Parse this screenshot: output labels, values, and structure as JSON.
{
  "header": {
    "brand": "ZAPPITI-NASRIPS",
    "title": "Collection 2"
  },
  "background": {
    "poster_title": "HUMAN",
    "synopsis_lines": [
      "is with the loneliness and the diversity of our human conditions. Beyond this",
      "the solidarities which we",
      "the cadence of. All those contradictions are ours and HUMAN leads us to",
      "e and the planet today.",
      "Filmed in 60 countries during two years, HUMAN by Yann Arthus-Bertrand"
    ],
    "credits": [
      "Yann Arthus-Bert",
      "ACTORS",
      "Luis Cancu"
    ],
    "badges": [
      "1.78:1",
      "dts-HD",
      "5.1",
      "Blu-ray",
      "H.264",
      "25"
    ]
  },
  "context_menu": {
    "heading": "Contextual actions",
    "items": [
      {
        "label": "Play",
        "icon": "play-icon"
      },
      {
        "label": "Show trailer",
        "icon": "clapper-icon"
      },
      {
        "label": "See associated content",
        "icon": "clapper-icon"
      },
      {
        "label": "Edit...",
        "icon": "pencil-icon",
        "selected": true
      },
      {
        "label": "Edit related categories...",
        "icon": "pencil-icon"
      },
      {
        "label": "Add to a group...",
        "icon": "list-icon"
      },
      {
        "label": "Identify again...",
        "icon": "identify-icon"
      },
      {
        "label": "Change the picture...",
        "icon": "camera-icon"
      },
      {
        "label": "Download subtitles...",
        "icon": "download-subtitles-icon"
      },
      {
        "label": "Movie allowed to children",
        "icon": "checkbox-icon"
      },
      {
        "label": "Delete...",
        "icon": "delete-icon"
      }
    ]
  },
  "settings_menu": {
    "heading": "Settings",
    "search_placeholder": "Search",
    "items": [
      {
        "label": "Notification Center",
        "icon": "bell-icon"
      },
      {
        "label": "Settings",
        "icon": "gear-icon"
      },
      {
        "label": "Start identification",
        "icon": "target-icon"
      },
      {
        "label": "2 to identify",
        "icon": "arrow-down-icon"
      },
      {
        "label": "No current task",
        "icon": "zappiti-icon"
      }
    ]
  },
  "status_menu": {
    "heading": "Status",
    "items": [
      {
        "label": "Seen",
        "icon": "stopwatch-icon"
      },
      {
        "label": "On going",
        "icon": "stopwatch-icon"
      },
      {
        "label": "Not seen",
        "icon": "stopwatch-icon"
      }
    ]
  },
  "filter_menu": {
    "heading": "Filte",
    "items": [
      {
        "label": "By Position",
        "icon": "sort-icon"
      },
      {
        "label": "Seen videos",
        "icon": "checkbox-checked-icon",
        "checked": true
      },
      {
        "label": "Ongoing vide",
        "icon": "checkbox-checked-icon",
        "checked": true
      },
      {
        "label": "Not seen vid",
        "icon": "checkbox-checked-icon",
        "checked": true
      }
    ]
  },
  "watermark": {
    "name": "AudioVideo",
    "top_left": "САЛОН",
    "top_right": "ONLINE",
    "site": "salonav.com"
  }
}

______________________________

■ Task objective
Out of the preceding entries, pull every line containing the string "this".

■ Correct result
Parse this screenshot: output labels, values, and structure as JSON.
      "is with the loneliness and the diversity of our human conditions. Beyond this",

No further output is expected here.